## Record set
= = = = = = =
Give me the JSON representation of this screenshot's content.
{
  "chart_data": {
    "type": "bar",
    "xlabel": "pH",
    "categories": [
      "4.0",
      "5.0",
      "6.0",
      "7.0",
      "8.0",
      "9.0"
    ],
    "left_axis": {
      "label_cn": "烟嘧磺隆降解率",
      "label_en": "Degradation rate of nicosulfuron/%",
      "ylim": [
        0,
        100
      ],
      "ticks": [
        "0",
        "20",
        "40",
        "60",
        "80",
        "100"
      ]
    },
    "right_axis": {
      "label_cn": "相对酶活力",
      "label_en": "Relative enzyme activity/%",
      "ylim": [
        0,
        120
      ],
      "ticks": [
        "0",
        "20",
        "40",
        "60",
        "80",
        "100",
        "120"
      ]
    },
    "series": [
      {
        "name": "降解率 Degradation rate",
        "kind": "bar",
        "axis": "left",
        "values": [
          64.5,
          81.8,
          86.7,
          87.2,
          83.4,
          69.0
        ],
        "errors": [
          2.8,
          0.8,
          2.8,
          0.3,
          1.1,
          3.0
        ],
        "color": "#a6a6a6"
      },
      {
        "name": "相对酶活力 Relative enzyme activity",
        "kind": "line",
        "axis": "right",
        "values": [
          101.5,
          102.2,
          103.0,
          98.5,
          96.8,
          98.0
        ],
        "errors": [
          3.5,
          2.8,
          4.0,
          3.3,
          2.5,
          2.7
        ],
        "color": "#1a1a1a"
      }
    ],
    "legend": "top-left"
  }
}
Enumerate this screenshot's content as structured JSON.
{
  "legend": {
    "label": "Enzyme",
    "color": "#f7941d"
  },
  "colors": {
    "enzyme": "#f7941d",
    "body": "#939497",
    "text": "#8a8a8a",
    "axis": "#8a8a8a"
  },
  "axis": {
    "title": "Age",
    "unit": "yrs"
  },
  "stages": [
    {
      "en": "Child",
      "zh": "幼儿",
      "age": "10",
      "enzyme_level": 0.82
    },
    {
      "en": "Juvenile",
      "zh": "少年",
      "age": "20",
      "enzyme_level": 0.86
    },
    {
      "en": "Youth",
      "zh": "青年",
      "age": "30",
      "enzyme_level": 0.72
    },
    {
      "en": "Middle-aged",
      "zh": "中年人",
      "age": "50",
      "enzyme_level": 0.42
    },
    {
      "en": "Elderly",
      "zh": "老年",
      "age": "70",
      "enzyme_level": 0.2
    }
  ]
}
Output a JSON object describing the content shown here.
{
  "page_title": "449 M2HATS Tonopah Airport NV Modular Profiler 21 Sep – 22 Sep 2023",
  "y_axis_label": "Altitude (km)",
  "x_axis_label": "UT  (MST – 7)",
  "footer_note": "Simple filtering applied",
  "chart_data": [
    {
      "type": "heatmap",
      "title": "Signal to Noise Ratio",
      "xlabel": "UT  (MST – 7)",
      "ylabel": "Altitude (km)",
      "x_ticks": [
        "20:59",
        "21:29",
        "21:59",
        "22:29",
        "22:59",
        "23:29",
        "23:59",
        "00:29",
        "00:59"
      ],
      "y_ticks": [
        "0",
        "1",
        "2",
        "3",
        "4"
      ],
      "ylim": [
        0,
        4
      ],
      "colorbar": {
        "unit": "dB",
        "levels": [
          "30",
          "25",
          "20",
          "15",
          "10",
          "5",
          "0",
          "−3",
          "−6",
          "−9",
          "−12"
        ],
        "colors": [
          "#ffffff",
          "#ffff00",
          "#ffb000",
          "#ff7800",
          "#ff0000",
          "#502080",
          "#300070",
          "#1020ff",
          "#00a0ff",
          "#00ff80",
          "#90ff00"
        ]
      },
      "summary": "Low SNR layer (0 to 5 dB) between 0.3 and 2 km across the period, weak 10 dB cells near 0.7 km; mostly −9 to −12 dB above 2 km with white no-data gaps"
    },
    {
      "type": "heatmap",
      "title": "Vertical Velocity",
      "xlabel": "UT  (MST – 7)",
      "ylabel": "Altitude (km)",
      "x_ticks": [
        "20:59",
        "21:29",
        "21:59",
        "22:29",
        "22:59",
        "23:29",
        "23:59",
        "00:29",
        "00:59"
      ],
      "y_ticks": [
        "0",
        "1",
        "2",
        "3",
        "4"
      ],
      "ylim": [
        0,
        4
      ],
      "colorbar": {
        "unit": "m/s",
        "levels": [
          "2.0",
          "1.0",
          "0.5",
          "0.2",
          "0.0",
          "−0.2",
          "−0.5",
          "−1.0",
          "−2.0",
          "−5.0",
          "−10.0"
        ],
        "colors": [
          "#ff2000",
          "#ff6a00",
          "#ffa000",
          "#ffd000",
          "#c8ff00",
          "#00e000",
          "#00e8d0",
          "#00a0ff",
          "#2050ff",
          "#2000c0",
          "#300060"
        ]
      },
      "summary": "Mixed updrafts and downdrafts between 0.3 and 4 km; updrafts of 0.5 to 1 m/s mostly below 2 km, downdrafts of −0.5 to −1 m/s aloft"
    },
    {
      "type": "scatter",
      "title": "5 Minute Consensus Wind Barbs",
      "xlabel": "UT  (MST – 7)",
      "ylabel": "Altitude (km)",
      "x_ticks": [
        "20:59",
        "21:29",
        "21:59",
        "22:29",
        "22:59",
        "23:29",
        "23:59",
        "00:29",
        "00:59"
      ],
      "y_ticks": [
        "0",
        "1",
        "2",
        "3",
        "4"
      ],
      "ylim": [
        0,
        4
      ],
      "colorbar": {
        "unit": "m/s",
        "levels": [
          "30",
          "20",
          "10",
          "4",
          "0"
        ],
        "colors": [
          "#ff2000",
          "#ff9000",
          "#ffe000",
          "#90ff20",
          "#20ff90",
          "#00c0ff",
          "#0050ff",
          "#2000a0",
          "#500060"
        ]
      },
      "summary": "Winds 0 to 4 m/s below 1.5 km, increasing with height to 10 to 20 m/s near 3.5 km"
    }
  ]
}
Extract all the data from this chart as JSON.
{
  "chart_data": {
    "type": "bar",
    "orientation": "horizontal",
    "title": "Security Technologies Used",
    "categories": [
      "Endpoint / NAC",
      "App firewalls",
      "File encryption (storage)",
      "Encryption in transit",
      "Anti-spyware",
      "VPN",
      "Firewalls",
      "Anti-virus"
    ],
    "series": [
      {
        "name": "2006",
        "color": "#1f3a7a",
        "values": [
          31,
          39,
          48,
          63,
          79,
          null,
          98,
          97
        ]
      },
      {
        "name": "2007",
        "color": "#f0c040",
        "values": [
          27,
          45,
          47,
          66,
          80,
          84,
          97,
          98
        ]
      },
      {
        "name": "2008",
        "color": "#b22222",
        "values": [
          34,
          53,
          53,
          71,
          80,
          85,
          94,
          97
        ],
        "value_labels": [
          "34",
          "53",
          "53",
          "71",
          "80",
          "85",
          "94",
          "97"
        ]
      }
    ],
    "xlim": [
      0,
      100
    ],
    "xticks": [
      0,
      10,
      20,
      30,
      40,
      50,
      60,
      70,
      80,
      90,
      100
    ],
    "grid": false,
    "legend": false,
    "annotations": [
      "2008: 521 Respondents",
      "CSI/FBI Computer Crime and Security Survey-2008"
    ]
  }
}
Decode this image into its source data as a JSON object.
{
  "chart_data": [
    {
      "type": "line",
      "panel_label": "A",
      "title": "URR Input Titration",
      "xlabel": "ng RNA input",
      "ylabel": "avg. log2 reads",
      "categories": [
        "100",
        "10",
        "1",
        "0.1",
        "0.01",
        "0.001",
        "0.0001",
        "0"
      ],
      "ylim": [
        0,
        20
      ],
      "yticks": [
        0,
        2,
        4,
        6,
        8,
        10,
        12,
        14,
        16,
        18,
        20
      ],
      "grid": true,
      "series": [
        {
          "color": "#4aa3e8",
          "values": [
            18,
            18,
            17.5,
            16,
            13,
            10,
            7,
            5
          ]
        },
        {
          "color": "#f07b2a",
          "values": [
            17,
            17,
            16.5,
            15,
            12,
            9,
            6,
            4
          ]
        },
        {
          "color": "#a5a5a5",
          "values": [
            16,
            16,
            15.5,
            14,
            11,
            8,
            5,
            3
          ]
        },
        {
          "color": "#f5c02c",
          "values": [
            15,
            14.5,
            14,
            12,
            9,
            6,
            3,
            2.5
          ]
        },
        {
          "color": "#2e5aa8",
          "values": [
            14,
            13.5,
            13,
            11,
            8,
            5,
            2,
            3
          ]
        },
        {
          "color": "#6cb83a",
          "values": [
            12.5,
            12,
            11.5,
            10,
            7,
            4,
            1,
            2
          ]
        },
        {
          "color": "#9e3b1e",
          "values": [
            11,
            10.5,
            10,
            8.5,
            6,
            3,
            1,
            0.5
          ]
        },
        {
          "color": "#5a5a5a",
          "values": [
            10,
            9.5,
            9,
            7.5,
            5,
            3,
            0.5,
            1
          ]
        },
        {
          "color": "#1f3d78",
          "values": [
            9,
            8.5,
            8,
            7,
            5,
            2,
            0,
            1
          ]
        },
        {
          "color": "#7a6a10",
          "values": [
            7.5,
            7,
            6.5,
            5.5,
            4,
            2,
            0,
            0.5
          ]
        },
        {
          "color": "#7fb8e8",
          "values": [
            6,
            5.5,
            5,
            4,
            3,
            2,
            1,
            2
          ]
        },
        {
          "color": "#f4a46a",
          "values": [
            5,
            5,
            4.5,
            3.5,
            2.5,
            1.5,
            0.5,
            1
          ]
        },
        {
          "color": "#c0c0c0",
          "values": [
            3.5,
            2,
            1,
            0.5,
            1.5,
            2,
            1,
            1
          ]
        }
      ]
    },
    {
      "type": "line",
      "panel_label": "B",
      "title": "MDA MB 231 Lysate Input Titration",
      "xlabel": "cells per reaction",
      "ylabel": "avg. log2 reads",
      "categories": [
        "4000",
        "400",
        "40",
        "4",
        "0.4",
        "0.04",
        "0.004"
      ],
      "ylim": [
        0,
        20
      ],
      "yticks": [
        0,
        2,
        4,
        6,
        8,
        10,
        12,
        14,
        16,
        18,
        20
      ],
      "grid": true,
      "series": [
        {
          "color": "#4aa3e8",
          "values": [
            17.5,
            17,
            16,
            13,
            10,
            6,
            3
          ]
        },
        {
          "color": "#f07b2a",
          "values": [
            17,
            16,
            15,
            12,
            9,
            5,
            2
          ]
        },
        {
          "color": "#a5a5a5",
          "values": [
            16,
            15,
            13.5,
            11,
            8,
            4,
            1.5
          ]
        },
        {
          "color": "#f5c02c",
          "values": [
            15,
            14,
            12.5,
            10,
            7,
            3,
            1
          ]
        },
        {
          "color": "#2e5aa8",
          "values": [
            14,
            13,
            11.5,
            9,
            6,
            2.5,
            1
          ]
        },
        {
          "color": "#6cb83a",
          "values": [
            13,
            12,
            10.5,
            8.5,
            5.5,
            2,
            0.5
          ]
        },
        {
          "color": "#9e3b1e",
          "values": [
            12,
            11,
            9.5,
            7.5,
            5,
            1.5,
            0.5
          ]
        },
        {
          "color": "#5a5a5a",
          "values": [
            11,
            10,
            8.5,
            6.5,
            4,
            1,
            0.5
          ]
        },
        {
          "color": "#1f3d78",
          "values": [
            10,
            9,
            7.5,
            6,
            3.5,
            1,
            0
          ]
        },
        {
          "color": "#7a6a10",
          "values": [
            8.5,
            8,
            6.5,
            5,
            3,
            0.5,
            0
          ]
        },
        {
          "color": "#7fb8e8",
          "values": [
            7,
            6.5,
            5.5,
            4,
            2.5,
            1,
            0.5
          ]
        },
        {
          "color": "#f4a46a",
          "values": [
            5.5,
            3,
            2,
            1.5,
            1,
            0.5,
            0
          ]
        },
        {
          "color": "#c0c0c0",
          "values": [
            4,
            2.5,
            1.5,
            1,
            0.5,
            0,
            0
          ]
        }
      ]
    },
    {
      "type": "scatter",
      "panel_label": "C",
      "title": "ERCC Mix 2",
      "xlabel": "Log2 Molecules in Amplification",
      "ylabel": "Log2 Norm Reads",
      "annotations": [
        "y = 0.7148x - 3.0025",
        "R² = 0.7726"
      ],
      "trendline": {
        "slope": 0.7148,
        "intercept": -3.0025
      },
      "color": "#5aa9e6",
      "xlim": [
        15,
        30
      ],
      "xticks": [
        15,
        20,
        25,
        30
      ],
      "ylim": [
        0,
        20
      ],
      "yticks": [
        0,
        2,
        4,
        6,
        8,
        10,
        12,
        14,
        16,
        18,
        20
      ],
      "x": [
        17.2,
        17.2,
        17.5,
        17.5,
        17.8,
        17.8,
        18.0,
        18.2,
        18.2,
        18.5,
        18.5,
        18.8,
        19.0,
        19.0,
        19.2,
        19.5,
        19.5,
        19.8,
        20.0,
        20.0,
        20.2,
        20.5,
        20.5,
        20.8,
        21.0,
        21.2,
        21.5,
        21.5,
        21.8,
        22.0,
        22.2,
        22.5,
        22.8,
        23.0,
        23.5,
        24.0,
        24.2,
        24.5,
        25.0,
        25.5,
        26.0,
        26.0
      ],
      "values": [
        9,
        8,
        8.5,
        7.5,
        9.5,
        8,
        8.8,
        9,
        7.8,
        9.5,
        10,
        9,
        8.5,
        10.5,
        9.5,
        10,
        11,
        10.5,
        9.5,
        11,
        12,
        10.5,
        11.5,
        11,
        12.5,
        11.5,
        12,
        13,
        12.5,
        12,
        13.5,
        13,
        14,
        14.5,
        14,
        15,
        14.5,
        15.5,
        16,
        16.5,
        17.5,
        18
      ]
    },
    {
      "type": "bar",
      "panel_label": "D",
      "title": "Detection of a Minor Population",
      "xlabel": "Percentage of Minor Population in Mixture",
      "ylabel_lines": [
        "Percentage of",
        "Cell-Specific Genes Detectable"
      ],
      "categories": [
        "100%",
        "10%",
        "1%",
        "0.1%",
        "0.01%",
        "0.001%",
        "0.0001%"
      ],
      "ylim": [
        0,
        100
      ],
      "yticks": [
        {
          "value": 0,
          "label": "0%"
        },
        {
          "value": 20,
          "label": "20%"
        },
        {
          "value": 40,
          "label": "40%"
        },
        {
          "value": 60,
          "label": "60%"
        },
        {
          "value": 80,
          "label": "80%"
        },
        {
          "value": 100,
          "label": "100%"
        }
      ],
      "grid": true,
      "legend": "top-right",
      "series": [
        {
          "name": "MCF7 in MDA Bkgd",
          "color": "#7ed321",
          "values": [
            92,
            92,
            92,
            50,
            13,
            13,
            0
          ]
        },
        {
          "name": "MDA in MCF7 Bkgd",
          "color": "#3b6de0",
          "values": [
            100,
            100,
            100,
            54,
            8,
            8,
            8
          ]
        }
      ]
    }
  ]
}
= = = = = = =
## Exercise prompt
Please copy each line of the material that contains the word "xlabel".

## Written answer
    "xlabel": "pH",
      "xlabel": "UT  (MST – 7)",
      "xlabel": "UT  (MST – 7)",
      "xlabel": "UT  (MST – 7)",
      "xlabel": "ng RNA input",
      "xlabel": "cells per reaction",
      "xlabel": "Log2 Molecules in Amplification",
      "xlabel": "Percentage of Minor Population in Mixture",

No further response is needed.